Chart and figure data
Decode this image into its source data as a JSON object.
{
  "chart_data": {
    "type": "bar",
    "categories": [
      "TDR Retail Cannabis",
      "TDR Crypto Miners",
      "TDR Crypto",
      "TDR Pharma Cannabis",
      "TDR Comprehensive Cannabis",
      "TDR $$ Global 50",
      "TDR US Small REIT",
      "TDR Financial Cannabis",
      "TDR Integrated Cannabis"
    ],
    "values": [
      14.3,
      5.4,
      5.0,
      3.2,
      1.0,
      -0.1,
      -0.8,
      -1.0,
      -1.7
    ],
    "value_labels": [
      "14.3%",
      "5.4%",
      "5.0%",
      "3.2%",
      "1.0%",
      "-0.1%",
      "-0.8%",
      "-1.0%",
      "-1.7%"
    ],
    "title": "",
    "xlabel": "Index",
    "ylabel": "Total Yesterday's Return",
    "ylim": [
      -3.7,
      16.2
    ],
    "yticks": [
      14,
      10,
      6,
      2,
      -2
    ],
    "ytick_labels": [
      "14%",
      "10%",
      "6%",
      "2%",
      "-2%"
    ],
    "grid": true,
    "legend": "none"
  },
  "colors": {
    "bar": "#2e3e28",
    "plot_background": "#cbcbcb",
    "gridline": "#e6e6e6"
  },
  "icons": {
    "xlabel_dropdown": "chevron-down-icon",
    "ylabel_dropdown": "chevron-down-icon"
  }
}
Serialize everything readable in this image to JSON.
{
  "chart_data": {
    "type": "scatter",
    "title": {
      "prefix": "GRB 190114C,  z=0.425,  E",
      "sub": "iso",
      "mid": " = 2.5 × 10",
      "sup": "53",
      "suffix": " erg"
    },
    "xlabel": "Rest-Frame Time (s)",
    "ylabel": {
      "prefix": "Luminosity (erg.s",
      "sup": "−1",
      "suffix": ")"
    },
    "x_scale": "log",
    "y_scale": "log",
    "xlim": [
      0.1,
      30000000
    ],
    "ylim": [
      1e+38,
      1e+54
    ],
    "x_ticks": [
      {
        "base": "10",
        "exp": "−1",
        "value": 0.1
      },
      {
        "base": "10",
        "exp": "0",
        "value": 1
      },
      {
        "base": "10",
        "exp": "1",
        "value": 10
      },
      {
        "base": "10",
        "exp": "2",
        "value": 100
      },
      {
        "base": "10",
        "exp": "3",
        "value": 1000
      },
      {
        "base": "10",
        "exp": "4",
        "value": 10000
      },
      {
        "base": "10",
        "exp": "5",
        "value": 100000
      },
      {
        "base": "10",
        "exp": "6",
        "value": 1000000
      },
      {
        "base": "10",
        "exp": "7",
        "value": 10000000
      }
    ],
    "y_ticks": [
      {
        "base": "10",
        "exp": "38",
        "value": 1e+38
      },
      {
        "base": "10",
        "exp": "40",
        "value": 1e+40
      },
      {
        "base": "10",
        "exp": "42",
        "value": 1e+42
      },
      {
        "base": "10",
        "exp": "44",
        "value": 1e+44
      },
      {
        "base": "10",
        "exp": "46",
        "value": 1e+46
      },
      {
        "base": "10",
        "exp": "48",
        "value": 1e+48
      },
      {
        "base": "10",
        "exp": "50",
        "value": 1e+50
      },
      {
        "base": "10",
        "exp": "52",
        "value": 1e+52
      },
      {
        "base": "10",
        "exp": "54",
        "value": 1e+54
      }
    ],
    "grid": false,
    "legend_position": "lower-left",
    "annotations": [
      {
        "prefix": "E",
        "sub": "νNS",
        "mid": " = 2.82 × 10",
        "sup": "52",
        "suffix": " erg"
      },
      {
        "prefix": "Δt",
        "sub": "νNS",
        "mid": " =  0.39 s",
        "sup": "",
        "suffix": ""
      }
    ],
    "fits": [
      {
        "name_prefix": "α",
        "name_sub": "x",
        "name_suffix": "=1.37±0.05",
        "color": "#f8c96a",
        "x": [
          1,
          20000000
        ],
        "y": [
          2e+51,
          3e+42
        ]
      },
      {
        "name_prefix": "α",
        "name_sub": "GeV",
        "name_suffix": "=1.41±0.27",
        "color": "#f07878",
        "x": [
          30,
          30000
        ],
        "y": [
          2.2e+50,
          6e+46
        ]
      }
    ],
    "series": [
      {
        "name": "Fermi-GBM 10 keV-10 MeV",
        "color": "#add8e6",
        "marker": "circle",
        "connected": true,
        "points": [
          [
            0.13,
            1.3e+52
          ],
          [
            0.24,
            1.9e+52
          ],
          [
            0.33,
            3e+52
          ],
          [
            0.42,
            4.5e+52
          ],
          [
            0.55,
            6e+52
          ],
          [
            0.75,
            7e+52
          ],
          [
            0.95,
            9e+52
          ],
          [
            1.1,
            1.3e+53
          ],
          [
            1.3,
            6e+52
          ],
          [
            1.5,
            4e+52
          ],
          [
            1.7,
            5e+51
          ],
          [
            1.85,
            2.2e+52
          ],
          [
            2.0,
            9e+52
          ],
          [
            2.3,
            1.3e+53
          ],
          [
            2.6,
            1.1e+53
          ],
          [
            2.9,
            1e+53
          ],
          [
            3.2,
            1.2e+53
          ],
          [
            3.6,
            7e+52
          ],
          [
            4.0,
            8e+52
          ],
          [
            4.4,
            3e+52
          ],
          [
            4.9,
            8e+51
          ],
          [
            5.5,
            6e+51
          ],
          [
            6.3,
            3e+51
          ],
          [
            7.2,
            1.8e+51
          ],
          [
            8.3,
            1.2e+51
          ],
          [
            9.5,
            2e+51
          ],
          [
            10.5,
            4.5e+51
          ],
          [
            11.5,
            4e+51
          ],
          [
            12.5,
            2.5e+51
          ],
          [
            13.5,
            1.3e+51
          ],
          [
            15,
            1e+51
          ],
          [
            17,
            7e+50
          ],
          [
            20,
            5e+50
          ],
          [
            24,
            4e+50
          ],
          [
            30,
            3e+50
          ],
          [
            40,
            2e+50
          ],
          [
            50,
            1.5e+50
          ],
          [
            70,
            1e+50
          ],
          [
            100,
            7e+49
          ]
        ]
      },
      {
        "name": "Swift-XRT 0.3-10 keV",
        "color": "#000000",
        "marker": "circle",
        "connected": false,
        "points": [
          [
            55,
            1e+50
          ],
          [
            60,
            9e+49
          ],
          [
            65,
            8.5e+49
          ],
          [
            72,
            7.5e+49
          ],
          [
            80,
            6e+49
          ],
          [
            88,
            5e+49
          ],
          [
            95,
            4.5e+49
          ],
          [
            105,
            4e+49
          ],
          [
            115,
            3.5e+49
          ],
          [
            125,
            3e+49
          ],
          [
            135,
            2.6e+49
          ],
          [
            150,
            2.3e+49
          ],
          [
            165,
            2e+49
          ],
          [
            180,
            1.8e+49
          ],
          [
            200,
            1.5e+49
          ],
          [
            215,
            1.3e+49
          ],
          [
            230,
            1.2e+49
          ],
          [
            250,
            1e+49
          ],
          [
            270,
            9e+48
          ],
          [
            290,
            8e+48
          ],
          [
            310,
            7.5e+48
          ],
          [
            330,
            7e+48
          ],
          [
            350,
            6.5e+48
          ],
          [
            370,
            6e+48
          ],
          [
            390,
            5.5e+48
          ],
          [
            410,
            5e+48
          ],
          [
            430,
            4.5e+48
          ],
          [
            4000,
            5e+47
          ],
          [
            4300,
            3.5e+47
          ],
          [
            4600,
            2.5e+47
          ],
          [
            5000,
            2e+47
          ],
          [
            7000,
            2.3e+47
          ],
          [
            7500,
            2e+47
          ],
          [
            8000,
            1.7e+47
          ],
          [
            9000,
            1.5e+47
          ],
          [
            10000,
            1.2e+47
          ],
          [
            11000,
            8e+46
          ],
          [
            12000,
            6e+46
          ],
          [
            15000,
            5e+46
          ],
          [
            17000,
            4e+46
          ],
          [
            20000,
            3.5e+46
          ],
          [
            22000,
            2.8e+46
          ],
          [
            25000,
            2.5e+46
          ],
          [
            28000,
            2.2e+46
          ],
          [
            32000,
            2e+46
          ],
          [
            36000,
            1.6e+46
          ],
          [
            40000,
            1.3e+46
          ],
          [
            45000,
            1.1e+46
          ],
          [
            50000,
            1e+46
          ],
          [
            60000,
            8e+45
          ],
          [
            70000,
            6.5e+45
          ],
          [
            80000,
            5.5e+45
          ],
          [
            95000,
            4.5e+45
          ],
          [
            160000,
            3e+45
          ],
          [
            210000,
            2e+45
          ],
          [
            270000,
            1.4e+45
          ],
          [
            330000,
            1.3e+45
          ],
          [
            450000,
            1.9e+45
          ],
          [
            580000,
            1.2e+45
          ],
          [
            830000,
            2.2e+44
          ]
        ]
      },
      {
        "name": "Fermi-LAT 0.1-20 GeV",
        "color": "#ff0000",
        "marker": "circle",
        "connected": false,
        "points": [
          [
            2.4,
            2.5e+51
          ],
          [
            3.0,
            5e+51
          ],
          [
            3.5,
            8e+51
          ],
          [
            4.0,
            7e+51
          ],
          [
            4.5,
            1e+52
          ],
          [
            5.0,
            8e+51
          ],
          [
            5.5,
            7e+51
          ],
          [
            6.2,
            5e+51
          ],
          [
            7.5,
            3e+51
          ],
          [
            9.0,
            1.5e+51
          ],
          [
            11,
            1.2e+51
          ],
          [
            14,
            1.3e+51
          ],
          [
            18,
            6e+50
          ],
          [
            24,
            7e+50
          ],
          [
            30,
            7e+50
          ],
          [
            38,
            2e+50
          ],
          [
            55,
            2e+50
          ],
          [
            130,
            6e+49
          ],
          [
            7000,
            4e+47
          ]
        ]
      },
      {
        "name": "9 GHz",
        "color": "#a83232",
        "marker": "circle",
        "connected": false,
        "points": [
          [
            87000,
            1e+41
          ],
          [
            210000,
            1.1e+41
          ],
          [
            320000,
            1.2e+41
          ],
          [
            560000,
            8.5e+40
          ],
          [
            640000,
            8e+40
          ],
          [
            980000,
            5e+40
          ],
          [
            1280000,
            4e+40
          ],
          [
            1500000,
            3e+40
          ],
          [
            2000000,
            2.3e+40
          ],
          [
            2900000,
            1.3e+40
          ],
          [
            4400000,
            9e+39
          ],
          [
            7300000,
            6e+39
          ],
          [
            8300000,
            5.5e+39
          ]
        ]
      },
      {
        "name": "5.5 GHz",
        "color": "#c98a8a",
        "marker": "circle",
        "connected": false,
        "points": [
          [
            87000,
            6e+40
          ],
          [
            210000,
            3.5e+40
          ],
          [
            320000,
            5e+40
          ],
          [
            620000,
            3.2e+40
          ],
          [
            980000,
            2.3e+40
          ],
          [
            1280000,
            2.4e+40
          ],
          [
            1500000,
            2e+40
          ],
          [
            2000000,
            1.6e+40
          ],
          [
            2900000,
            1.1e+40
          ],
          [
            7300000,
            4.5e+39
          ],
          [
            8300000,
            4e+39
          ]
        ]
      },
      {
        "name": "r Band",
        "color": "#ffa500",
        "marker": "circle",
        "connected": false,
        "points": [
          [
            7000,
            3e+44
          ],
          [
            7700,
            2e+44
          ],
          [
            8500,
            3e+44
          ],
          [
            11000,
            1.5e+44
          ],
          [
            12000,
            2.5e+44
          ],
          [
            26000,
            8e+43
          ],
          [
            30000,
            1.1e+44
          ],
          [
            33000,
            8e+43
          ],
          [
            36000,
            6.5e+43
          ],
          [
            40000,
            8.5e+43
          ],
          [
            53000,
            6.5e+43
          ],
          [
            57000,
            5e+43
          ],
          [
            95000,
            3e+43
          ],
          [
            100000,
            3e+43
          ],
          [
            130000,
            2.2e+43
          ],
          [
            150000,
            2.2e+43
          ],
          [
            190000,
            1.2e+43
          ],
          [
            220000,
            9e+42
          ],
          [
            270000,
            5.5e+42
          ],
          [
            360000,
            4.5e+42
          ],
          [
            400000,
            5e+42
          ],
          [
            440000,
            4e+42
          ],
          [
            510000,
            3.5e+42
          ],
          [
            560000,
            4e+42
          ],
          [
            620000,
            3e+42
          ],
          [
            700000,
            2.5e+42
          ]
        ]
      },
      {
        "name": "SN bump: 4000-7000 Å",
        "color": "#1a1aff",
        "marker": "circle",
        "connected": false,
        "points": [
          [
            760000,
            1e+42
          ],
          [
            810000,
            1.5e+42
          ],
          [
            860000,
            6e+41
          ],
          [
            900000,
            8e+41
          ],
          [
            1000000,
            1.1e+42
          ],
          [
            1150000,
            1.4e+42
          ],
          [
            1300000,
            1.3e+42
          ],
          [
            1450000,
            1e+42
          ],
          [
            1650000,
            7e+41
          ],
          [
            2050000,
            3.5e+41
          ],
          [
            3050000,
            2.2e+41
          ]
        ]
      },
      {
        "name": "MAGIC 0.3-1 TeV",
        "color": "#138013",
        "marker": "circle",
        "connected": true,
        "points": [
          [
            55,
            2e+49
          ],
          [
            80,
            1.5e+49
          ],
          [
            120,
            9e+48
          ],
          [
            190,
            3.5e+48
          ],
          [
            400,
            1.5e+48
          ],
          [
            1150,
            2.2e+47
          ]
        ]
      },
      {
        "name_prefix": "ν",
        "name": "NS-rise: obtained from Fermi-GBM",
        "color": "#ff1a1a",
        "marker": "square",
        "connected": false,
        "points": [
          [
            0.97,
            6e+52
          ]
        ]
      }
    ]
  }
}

Exercise directions >> Show each line of the listing that holds the string "this".

Solution >>
Decode this image into its source data as a JSON object.
Serialize everything readable in this image to JSON.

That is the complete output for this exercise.